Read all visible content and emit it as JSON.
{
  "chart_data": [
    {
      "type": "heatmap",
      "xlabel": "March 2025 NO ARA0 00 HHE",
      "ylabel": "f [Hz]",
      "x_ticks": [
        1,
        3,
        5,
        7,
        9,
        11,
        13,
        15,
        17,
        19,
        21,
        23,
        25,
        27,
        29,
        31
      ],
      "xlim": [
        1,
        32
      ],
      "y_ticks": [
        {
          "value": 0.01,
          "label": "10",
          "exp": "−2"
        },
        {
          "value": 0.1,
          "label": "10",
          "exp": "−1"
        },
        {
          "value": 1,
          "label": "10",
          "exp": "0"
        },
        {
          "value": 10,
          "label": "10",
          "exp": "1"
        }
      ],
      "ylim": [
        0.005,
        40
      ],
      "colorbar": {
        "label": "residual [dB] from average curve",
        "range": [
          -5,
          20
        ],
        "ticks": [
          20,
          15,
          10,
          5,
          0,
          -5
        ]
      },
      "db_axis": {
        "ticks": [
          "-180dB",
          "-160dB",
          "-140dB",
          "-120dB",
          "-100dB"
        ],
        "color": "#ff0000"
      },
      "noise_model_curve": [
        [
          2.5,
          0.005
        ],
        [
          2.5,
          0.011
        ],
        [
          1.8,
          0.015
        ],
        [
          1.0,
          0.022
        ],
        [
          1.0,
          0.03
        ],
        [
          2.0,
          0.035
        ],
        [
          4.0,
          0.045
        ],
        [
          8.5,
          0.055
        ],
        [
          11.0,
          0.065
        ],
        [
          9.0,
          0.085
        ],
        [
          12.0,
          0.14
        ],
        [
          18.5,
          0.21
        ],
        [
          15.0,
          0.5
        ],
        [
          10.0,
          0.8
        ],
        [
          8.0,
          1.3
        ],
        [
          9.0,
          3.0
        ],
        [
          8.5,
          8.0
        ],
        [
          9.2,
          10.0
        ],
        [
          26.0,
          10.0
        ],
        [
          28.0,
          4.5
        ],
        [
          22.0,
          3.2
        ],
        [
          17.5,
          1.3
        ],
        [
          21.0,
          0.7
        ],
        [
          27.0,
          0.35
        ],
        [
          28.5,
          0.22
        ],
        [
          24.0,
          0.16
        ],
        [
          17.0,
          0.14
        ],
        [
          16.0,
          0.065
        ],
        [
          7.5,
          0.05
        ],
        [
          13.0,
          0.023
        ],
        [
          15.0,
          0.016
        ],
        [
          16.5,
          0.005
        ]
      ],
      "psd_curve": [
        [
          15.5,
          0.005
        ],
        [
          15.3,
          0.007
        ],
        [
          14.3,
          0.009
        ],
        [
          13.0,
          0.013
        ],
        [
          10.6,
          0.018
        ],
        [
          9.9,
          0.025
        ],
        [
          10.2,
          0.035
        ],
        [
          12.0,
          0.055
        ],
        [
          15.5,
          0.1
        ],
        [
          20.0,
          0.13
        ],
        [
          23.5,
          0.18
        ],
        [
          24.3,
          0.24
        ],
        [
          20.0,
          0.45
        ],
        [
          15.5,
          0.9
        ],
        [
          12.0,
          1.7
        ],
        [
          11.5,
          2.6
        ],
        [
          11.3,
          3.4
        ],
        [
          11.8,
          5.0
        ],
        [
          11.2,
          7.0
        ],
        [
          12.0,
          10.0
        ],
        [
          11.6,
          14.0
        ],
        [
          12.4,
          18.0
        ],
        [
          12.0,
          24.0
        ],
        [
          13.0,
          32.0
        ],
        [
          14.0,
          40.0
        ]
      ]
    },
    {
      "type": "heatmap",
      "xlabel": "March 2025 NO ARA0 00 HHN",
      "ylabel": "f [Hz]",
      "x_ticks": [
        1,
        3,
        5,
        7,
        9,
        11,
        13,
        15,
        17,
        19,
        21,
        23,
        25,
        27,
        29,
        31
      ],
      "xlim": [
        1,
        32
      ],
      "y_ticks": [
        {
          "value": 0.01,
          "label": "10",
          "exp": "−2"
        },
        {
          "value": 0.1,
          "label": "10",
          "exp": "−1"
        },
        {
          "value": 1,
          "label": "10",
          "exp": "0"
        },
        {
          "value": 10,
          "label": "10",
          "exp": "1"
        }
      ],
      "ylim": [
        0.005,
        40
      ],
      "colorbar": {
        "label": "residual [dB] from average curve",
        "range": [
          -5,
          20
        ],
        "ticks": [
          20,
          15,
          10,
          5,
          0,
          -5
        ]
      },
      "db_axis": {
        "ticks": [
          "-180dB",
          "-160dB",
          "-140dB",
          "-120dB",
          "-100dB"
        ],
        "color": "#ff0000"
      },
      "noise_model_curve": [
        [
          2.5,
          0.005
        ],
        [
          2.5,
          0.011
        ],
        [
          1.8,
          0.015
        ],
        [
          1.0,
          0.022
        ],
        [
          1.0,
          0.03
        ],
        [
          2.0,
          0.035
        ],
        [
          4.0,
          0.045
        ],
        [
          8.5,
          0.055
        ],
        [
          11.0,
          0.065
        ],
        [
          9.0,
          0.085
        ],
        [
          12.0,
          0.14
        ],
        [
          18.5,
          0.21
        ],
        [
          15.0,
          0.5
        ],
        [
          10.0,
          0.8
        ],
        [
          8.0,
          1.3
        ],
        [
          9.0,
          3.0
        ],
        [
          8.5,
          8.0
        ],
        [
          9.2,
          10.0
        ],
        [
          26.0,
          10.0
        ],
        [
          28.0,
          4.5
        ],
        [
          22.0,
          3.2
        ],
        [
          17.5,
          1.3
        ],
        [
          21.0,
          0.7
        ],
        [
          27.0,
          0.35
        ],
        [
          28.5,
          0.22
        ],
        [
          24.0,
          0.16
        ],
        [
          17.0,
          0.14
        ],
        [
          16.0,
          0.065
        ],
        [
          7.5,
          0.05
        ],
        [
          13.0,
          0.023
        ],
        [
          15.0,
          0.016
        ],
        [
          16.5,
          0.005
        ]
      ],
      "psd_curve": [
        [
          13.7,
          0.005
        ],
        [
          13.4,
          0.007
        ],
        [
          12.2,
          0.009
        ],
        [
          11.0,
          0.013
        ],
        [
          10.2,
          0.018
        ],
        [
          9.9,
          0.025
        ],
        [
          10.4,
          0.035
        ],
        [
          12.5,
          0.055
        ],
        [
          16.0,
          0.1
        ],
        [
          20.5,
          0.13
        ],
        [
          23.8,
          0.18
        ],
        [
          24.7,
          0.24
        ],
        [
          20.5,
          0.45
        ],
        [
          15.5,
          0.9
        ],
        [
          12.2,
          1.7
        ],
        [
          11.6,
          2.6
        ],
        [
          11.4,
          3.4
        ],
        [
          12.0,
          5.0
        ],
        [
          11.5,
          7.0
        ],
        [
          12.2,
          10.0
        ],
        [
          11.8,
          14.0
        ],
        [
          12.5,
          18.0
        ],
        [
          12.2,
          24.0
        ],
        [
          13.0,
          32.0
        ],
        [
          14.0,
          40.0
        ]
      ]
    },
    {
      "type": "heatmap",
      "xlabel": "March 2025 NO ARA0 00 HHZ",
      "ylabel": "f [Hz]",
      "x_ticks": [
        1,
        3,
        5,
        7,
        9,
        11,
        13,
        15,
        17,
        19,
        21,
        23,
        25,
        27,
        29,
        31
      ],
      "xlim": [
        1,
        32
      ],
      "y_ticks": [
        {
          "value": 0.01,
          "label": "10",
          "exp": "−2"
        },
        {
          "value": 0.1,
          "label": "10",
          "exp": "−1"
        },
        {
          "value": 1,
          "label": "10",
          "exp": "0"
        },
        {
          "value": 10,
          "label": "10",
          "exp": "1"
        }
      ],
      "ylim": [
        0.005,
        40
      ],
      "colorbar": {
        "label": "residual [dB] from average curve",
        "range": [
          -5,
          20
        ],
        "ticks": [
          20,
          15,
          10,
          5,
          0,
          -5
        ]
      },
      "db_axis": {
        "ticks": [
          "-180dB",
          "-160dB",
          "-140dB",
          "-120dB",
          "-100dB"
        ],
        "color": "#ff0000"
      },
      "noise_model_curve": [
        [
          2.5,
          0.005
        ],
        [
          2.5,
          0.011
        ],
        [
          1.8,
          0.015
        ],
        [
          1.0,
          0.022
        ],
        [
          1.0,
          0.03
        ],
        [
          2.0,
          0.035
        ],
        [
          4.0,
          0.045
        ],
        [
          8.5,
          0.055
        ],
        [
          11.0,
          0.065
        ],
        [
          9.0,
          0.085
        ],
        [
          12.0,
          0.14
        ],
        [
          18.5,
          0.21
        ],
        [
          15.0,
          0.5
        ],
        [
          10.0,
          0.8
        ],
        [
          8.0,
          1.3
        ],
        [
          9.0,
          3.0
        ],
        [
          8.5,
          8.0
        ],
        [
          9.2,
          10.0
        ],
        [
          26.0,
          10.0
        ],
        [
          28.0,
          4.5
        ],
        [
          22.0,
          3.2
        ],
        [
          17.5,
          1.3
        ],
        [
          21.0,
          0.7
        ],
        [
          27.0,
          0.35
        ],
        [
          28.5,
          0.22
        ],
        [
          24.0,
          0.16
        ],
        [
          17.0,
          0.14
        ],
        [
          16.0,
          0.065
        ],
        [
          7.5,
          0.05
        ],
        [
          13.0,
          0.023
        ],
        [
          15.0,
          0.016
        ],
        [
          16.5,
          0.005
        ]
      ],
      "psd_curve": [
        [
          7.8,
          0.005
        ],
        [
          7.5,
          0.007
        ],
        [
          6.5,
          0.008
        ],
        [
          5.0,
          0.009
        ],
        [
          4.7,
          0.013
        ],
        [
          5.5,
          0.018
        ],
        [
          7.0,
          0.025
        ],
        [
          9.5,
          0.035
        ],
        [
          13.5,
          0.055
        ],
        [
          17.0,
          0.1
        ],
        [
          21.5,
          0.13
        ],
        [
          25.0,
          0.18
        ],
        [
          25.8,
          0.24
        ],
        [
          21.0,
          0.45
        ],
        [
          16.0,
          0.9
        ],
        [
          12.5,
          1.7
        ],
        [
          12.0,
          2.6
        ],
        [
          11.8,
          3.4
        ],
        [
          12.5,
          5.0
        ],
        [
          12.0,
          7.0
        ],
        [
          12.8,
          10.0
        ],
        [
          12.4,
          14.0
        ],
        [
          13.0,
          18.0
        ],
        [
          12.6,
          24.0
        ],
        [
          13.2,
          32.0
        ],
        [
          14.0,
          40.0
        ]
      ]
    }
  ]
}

# # #

*Stated task*
Scan the material above. Return every line containing the string "xlabel".

*Output for this task*
      "xlabel": "March 2025 NO ARA0 00 HHE",
      "xlabel": "March 2025 NO ARA0 00 HHN",
      "xlabel": "March 2025 NO ARA0 00 HHZ",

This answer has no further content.